Return every record exactly as written.

Supplied information
==========

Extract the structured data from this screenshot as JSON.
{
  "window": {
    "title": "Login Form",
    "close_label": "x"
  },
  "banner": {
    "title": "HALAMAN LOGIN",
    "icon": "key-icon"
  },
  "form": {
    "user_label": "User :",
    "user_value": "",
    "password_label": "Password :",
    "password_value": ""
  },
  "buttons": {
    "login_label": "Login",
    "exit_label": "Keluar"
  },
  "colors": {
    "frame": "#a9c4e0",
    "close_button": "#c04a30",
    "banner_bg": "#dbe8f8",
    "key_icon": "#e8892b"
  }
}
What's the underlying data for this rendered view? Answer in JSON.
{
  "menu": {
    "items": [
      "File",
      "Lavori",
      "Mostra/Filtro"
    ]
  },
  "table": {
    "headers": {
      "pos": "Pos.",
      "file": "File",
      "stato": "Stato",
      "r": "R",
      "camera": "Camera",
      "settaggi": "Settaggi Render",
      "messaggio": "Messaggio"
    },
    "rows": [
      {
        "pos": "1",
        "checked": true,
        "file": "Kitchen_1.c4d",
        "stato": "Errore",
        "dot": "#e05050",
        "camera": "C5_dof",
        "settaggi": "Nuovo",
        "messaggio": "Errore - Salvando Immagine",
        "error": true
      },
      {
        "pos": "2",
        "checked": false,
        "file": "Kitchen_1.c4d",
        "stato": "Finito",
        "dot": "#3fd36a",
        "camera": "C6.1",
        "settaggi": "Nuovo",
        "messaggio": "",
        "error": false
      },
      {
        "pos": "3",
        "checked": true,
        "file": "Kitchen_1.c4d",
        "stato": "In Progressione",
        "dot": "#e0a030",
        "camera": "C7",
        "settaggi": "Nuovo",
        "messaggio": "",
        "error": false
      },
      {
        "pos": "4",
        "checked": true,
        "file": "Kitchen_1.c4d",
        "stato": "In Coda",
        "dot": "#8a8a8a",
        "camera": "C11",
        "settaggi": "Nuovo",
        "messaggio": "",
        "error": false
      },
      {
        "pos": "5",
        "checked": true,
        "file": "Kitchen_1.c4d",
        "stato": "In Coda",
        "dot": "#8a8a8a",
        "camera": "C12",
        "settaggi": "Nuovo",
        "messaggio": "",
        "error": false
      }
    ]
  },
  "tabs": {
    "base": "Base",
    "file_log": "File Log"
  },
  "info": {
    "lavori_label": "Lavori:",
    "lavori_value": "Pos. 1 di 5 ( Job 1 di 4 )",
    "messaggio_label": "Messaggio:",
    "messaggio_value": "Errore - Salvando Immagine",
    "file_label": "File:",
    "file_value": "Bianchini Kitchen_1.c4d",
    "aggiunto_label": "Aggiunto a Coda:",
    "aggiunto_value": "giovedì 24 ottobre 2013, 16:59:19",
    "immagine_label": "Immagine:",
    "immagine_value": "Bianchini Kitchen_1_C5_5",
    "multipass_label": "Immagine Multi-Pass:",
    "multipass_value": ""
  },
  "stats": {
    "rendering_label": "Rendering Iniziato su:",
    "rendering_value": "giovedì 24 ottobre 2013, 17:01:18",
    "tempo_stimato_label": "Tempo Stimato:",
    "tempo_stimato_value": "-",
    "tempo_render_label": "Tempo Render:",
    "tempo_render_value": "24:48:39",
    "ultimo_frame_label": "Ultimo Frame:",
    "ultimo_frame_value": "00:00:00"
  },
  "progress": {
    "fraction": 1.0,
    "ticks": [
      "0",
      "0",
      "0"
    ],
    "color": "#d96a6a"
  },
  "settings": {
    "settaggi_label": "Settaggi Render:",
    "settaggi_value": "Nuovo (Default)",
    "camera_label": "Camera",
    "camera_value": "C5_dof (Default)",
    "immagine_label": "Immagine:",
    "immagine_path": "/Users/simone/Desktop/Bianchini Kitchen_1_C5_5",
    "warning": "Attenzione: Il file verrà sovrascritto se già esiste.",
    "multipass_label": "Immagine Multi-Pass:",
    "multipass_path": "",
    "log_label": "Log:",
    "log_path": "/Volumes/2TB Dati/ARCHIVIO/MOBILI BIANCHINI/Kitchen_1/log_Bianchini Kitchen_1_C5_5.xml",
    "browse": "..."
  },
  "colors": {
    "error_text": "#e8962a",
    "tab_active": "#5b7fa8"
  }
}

==========

Answer to the problem
Extract the structured data from this screenshot as JSON.
{
  "window": {
    "title": "Login Form",
    "close_label": "x"
  },
  "banner": {
    "title": "HALAMAN LOGIN",
    "icon": "key-icon"
  },
  "form": {
    "user_label": "User :",
    "user_value": "",
    "password_label": "Password :",
    "password_value": ""
  },
  "buttons": {
    "login_label": "Login",
    "exit_label": "Keluar"
  },
  "colors": {
    "frame": "#a9c4e0",
    "close_button": "#c04a30",
    "banner_bg": "#dbe8f8",
    "key_icon": "#e8892b"
  }
}
What's the underlying data for this rendered view? Answer in JSON.
{
  "menu": {
    "items": [
      "File",
      "Lavori",
      "Mostra/Filtro"
    ]
  },
  "table": {
    "headers": {
      "pos": "Pos.",
      "file": "File",
      "stato": "Stato",
      "r": "R",
      "camera": "Camera",
      "settaggi": "Settaggi Render",
      "messaggio": "Messaggio"
    },
    "rows": [
      {
        "pos": "1",
        "checked": true,
        "file": "Kitchen_1.c4d",
        "stato": "Errore",
        "dot": "#e05050",
        "camera": "C5_dof",
        "settaggi": "Nuovo",
        "messaggio": "Errore - Salvando Immagine",
        "error": true
      },
      {
        "pos": "2",
        "checked": false,
        "file": "Kitchen_1.c4d",
        "stato": "Finito",
        "dot": "#3fd36a",
        "camera": "C6.1",
        "settaggi": "Nuovo",
        "messaggio": "",
        "error": false
      },
      {
        "pos": "3",
        "checked": true,
        "file": "Kitchen_1.c4d",
        "stato": "In Progressione",
        "dot": "#e0a030",
        "camera": "C7",
        "settaggi": "Nuovo",
        "messaggio": "",
        "error": false
      },
      {
        "pos": "4",
        "checked": true,
        "file": "Kitchen_1.c4d",
        "stato": "In Coda",
        "dot": "#8a8a8a",
        "camera": "C11",
        "settaggi": "Nuovo",
        "messaggio": "",
        "error": false
      },
      {
        "pos": "5",
        "checked": true,
        "file": "Kitchen_1.c4d",
        "stato": "In Coda",
        "dot": "#8a8a8a",
        "camera": "C12",
        "settaggi": "Nuovo",
        "messaggio": "",
        "error": false
      }
    ]
  },
  "tabs": {
    "base": "Base",
    "file_log": "File Log"
  },
  "info": {
    "lavori_label": "Lavori:",
    "lavori_value": "Pos. 1 di 5 ( Job 1 di 4 )",
    "messaggio_label": "Messaggio:",
    "messaggio_value": "Errore - Salvando Immagine",
    "file_label": "File:",
    "file_value": "Bianchini Kitchen_1.c4d",
    "aggiunto_label": "Aggiunto a Coda:",
    "aggiunto_value": "giovedì 24 ottobre 2013, 16:59:19",
    "immagine_label": "Immagine:",
    "immagine_value": "Bianchini Kitchen_1_C5_5",
    "multipass_label": "Immagine Multi-Pass:",
    "multipass_value": ""
  },
  "stats": {
    "rendering_label": "Rendering Iniziato su:",
    "rendering_value": "giovedì 24 ottobre 2013, 17:01:18",
    "tempo_stimato_label": "Tempo Stimato:",
    "tempo_stimato_value": "-",
    "tempo_render_label": "Tempo Render:",
    "tempo_render_value": "24:48:39",
    "ultimo_frame_label": "Ultimo Frame:",
    "ultimo_frame_value": "00:00:00"
  },
  "progress": {
    "fraction": 1.0,
    "ticks": [
      "0",
      "0",
      "0"
    ],
    "color": "#d96a6a"
  },
  "settings": {
    "settaggi_label": "Settaggi Render:",
    "settaggi_value": "Nuovo (Default)",
    "camera_label": "Camera",
    "camera_value": "C5_dof (Default)",
    "immagine_label": "Immagine:",
    "immagine_path": "/Users/simone/Desktop/Bianchini Kitchen_1_C5_5",
    "warning": "Attenzione: Il file verrà sovrascritto se già esiste.",
    "multipass_label": "Immagine Multi-Pass:",
    "multipass_path": "",
    "log_label": "Log:",
    "log_path": "/Volumes/2TB Dati/ARCHIVIO/MOBILI BIANCHINI/Kitchen_1/log_Bianchini Kitchen_1_C5_5.xml",
    "browse": "..."
  },
  "colors": {
    "error_text": "#e8962a",
    "tab_active": "#5b7fa8"
  }
}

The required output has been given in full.